Exercise objective: Say the number of lines containing the string "screenshot", and say nothing else.

Supplied records:
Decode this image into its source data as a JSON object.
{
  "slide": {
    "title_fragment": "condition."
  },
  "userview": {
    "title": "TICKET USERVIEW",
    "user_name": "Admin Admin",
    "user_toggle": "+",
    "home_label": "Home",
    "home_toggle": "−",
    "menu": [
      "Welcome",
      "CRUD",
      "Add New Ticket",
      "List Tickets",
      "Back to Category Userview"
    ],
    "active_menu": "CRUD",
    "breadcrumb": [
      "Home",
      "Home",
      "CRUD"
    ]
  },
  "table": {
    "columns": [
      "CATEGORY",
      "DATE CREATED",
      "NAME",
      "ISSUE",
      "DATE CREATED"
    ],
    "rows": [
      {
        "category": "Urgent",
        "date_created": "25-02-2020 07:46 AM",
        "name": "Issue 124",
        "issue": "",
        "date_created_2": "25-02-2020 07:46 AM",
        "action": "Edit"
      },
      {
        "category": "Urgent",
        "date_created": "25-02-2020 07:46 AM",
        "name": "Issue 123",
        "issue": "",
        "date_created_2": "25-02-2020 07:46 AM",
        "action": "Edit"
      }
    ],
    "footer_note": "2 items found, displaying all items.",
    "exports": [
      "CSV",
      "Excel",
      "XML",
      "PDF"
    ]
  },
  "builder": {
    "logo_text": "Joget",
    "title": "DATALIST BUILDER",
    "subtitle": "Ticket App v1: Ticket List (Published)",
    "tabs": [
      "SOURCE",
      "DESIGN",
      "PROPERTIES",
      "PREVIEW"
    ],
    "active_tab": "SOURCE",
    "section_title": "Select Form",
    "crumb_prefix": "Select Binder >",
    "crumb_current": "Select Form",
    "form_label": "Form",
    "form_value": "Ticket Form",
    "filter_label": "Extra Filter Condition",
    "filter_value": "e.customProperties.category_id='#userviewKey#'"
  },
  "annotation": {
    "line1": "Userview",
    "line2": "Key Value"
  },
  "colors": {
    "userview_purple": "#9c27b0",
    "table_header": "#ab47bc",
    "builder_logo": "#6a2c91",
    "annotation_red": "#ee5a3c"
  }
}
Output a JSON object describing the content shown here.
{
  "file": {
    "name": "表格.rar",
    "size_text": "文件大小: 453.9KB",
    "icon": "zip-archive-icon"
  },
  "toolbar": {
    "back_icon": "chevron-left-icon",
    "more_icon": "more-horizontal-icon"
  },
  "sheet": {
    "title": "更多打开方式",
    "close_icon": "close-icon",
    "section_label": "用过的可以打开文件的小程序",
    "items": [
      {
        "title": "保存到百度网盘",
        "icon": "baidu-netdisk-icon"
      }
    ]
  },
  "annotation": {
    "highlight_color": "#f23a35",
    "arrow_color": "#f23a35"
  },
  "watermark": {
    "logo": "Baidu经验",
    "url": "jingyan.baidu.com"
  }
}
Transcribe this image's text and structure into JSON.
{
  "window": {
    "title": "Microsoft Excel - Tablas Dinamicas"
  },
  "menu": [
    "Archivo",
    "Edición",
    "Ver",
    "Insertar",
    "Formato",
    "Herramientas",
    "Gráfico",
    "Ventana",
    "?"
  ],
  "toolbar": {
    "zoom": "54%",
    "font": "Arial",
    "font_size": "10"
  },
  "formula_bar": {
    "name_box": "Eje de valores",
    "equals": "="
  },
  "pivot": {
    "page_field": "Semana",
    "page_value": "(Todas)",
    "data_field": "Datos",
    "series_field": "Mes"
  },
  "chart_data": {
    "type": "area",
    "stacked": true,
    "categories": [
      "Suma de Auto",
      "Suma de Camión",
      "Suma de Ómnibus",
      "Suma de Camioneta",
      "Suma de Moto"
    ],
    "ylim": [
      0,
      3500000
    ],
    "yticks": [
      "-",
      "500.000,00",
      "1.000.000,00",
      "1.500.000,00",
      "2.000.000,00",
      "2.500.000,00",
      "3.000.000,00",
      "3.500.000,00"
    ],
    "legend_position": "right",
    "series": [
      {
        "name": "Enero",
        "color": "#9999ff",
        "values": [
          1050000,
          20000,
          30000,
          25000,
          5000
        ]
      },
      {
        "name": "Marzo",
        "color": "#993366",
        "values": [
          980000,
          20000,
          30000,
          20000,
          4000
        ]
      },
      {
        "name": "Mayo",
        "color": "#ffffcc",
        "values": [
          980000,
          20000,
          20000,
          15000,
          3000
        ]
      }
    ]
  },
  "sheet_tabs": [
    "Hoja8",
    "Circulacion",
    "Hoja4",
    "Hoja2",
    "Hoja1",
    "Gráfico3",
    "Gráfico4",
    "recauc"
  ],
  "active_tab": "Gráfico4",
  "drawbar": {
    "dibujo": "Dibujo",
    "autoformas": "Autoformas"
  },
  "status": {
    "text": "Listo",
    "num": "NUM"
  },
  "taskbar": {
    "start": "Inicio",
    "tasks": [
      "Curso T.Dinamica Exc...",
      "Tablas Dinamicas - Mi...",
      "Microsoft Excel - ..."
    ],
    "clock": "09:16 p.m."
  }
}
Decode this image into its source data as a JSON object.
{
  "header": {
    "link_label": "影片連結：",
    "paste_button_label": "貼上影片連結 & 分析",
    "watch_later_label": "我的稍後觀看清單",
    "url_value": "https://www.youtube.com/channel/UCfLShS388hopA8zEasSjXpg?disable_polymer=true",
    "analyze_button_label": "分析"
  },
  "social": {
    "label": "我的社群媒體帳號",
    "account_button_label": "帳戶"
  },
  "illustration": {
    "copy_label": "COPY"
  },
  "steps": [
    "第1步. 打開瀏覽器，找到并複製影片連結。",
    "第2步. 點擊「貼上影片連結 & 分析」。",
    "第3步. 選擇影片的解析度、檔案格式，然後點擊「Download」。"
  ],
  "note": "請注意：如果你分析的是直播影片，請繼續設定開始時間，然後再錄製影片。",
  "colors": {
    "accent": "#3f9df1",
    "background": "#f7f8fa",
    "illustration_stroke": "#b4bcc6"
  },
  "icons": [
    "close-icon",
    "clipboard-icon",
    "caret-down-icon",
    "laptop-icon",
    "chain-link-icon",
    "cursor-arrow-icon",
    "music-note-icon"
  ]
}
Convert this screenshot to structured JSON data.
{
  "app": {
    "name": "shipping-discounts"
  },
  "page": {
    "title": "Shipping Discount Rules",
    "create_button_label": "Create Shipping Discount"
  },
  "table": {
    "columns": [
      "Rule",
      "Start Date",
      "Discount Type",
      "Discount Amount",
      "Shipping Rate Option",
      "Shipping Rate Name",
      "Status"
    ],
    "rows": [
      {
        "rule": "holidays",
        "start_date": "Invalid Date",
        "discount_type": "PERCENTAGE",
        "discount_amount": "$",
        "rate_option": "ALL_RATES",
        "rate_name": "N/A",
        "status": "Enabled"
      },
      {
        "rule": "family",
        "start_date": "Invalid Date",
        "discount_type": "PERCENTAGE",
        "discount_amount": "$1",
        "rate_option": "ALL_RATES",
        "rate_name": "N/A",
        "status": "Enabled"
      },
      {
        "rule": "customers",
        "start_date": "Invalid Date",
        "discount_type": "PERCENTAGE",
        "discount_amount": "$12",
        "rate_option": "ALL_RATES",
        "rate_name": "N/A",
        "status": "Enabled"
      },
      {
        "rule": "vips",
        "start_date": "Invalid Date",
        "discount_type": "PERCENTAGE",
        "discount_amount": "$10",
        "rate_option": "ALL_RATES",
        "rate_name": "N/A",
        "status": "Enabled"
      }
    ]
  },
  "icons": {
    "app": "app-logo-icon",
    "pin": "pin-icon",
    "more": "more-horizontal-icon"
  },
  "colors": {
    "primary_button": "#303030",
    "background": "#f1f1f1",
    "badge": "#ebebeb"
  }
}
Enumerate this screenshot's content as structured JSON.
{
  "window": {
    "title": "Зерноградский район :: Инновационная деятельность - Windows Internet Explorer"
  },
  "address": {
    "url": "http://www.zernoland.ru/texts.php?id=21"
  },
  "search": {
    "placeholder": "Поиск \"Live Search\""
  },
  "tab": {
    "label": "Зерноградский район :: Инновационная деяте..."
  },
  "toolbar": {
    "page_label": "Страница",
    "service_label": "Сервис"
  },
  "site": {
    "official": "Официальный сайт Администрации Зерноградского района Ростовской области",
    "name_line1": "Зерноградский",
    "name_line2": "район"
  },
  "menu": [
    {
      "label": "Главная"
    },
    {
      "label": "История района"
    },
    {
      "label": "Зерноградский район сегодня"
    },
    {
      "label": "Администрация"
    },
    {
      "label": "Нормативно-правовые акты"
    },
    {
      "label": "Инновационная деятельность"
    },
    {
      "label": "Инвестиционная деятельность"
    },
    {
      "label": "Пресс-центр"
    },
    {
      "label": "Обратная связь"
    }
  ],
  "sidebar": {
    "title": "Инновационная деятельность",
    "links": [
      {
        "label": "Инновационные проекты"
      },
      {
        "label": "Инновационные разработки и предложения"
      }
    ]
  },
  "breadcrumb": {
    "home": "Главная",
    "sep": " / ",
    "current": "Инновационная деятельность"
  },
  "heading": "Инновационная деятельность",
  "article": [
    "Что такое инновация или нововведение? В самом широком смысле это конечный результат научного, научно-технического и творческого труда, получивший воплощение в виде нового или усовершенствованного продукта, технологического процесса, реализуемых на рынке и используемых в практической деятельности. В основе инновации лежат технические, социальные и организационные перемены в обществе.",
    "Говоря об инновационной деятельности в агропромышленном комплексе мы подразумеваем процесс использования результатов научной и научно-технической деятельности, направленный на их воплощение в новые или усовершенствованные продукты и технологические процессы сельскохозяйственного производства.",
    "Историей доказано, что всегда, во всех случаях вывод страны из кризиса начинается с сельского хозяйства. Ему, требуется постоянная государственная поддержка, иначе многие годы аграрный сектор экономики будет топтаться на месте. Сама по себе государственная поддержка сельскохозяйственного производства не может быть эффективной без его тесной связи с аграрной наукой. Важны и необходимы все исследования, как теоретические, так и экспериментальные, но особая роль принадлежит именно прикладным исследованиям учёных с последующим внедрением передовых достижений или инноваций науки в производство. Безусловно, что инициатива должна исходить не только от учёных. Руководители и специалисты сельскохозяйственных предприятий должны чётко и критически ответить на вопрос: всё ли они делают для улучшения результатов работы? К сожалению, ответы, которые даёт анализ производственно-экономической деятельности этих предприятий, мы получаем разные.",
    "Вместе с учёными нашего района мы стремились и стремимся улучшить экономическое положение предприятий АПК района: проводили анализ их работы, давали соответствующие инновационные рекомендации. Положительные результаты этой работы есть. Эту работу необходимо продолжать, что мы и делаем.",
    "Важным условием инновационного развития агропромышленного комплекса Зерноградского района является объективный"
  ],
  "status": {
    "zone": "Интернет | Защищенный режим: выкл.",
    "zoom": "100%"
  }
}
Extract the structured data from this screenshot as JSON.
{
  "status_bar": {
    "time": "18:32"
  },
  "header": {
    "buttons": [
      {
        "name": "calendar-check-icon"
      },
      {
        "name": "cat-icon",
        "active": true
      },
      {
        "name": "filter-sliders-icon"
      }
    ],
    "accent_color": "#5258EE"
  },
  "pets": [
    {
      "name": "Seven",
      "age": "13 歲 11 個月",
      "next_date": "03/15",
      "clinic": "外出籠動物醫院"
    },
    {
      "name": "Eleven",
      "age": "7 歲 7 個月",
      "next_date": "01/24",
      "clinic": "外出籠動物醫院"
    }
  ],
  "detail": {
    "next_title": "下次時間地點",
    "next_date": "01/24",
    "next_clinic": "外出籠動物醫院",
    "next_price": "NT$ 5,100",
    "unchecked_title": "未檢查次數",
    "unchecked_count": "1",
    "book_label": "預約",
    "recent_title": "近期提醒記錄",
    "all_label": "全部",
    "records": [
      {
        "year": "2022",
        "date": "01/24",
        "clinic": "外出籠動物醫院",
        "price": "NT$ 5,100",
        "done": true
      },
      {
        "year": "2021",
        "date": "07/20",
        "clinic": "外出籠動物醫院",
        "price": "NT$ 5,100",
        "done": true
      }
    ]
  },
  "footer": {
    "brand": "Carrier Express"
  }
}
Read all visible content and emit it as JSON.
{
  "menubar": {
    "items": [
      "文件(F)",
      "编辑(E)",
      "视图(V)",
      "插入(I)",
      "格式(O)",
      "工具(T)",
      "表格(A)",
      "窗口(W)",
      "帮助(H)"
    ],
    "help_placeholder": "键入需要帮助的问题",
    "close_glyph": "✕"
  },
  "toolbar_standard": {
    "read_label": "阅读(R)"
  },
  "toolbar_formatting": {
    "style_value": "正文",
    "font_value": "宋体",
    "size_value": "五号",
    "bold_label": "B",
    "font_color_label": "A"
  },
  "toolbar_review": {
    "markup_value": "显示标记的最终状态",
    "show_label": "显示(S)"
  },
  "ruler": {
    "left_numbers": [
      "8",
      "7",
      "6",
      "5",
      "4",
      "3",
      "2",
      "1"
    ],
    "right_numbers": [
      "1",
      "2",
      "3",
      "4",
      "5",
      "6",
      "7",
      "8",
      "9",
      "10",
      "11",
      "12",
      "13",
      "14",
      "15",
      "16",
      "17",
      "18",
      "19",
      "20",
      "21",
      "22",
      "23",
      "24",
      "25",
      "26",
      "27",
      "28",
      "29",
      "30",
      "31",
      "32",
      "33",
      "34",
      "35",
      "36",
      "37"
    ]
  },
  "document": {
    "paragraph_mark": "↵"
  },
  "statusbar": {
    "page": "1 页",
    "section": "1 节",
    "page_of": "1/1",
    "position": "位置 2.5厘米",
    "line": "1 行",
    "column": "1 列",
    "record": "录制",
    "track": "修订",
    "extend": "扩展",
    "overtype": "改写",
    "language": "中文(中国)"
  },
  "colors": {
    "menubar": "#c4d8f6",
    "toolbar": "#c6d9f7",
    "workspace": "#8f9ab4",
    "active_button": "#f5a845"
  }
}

Response for this exercise: 3